#### Information supplied ####
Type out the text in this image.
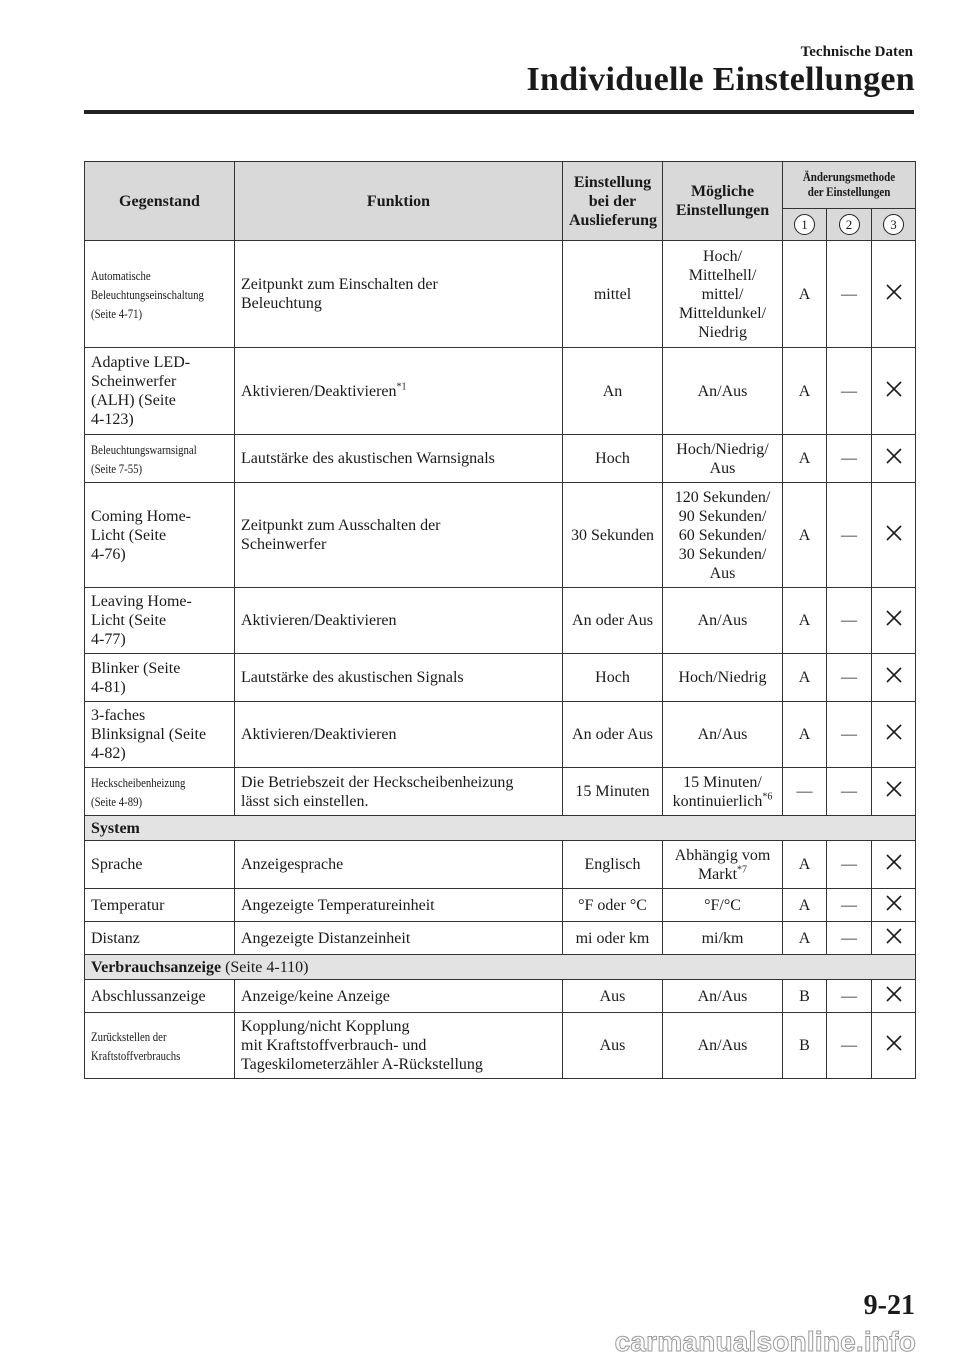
Technische Daten
Individuelle Einstellungen
Gegenstand	Funktion	Einstellung bei der Auslieferung	Mögliche Einstellungen	Änderungsmethode der Einstellungen		
				1	2	3
Automatische
Beleuchtungseinschaltung
(Seite 4-71)	Zeitpunkt zum Einschalten der
Beleuchtung	mittel	Hoch/
Mittelhell/
mittel/
Mitteldunkel/
Niedrig	A	—	
Adaptive LED-
Scheinwerfer
(ALH) (Seite
4-123)	Aktivieren/Deaktivieren$^{*1}$	An	An/Aus	A	—	
Beleuchtungswarnsignal
(Seite 7-55)	Lautstärke des akustischen Warnsignals	Hoch	Hoch/Niedrig/
Aus	A	—	
Coming Home-
Licht (Seite
4-76)	Zeitpunkt zum Ausschalten der
Scheinwerfer	30 Sekunden	120 Sekunden/
90 Sekunden/
60 Sekunden/
30 Sekunden/
Aus	A	—	
Leaving Home-
Licht (Seite
4-77)	Aktivieren/Deaktivieren	An oder Aus	An/Aus	A	—	
Blinker (Seite
4-81)	Lautstärke des akustischen Signals	Hoch	Hoch/Niedrig	A	—	
3-faches
Blinksignal (Seite
4-82)	Aktivieren/Deaktivieren	An oder Aus	An/Aus	A	—	
Heckscheibenheizung
(Seite 4-89)	Die Betriebszeit der Heckscheibenheizung
lässt sich einstellen.	15 Minuten	15 Minuten/
kontinuierlich$^{*6}$	—	—	
System						
Sprache	Anzeigesprache	Englisch	Abhängig vom
Markt$^{*7}$	A	—	
Temperatur	Angezeigte Temperatureinheit	°F oder °C	°F/°C	A	—	
Distanz	Angezeigte Distanzeinheit	mi oder km	mi/km	A	—	
Verbrauchsanzeige (Seite 4-110)						
Abschlussanzeige	Anzeige/keine Anzeige	Aus	An/Aus	B	—	
Zurückstellen der
Kraftstoffverbrauchs	Kopplung/nicht Kopplung
mit Kraftstoffverbrauch- und
Tageskilometerzähler A-Rückstellung	Aus	An/Aus	B	—	
9-21
carmanualsonline.info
####
- _Short task_
In this exercise, set down all of the data exactly, without the pictures.

- _Answer_
Type out the text in this image.
Technische Daten
Individuelle Einstellungen
Gegenstand	Funktion	Einstellung bei der Auslieferung	Mögliche Einstellungen	Änderungsmethode der Einstellungen		
				1	2	3
Automatische
Beleuchtungseinschaltung
(Seite 4-71)	Zeitpunkt zum Einschalten der
Beleuchtung	mittel	Hoch/
Mittelhell/
mittel/
Mitteldunkel/
Niedrig	A	—	
Adaptive LED-
Scheinwerfer
(ALH) (Seite
4-123)	Aktivieren/Deaktivieren$^{*1}$	An	An/Aus	A	—	
Beleuchtungswarnsignal
(Seite 7-55)	Lautstärke des akustischen Warnsignals	Hoch	Hoch/Niedrig/
Aus	A	—	
Coming Home-
Licht (Seite
4-76)	Zeitpunkt zum Ausschalten der
Scheinwerfer	30 Sekunden	120 Sekunden/
90 Sekunden/
60 Sekunden/
30 Sekunden/
Aus	A	—	
Leaving Home-
Licht (Seite
4-77)	Aktivieren/Deaktivieren	An oder Aus	An/Aus	A	—	
Blinker (Seite
4-81)	Lautstärke des akustischen Signals	Hoch	Hoch/Niedrig	A	—	
3-faches
Blinksignal (Seite
4-82)	Aktivieren/Deaktivieren	An oder Aus	An/Aus	A	—	
Heckscheibenheizung
(Seite 4-89)	Die Betriebszeit der Heckscheibenheizung
lässt sich einstellen.	15 Minuten	15 Minuten/
kontinuierlich$^{*6}$	—	—	
System						
Sprache	Anzeigesprache	Englisch	Abhängig vom
Markt$^{*7}$	A	—	
Temperatur	Angezeigte Temperatureinheit	°F oder °C	°F/°C	A	—	
Distanz	Angezeigte Distanzeinheit	mi oder km	mi/km	A	—	
Verbrauchsanzeige (Seite 4-110)						
Abschlussanzeige	Anzeige/keine Anzeige	Aus	An/Aus	B	—	
Zurückstellen der
Kraftstoffverbrauchs	Kopplung/nicht Kopplung
mit Kraftstoffverbrauch- und
Tageskilometerzähler A-Rückstellung	Aus	An/Aus	B	—	
9-21
carmanualsonline.info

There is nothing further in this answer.